** Start Materials provided **

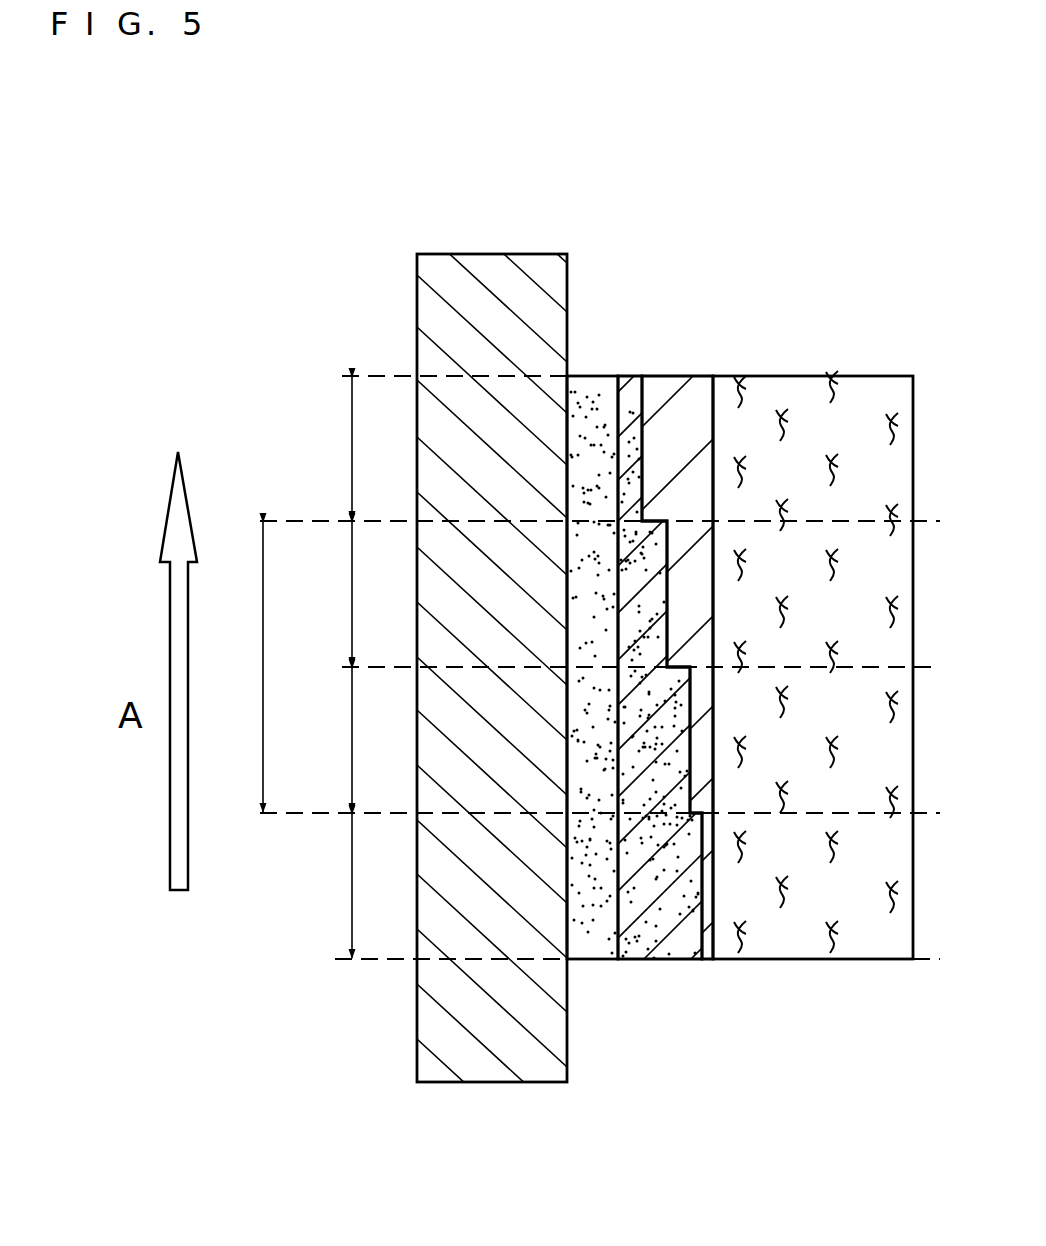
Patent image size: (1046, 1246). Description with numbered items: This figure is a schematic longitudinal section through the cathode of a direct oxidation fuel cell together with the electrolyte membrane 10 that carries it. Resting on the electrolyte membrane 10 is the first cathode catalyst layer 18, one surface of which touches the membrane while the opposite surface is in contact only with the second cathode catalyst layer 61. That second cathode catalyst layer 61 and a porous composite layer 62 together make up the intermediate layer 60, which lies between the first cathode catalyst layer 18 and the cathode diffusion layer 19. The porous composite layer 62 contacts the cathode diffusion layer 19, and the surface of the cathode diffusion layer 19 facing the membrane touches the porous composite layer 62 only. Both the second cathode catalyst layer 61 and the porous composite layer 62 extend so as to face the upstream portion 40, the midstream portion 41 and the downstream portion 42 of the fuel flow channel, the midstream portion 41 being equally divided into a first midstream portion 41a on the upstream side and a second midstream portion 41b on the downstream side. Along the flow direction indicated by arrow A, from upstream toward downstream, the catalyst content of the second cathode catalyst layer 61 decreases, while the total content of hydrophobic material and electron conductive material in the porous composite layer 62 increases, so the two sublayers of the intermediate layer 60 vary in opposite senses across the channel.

The substrate 10 is at (525, 1067).
The first cathode catalyst layer 18 is at (600, 952).
The cathode diffusion layer 19 is at (845, 402).
The intermediate layer 60 is at (659, 644).
The second cathode catalyst layer 61 is at (630, 388).
The porous composite layer 62 is at (683, 392).
The lower region 40 is at (325, 886).
The midstream portion 41 is at (238, 667).
The first midstream portion 41a is at (321, 740).
The second midstream portion 41b is at (322, 594).
The upper region 42 is at (329, 448).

** End Materials provided **

*Your instructions:*
Render the data above as a two-column CSV with the header row input,output, with one row per record. Put its text and its answer each in a single quoted field, with line breaks replaced by spaces, and leave out the pictures.

*Complete answer:*
input,output
"Patent image size: (1046, 1246). Description with numbered items: This figure is a schematic longitudinal section through the cathode of a direct oxidation fuel cell together with the electrolyte membrane 10 that carries it. Resting on the electrolyte membrane 10 is the first cathode catalyst layer 18, one surface of which touches the membrane while the opposite surface is in contact only with the second cathode catalyst layer 61. That second cathode catalyst layer 61 and a porous composite layer 62 together make up the intermediate layer 60, which lies between the first cathode catalyst layer 18 and the cathode diffusion layer 19. The porous composite layer 62 contacts the cathode diffusion layer 19, and the surface of the cathode diffusion layer 19 facing the membrane touches the porous composite layer 62 only. Both the second cathode catalyst layer 61 and the porous composite layer 62 extend so as to face the upstream portion 40, the midstream portion 41 and the downstream portion 42 of the fuel flow channel, the midstream portion 41 being equally divided into a first midstream portion 41a on the upstream side and a second midstream portion 41b on the downstream side. Along the flow direction indicated by arrow A, from upstream toward downstream, the catalyst content of the second cathode catalyst layer 61 decreases, while the total content of hydrophobic material and electron conductive material in the porous composite layer 62 increases, so the two sublayers of the intermediate layer 60 vary in opposite senses across the channel.","The substrate 10 is at (525, 1067). The first cathode catalyst layer 18 is at (600, 952). The cathode diffusion layer 19 is at (845, 402). The intermediate layer 60 is at (659, 644). The second cathode catalyst layer 61 is at (630, 388). The porous composite layer 62 is at (683, 392). The lower region 40 is at (325, 886). The midstream portion 41 is at (238, 667). The first midstream portion 41a is at (321, 740). The second midstream portion 41b is at (322, 594). The upper region 42 is at (329, 448)."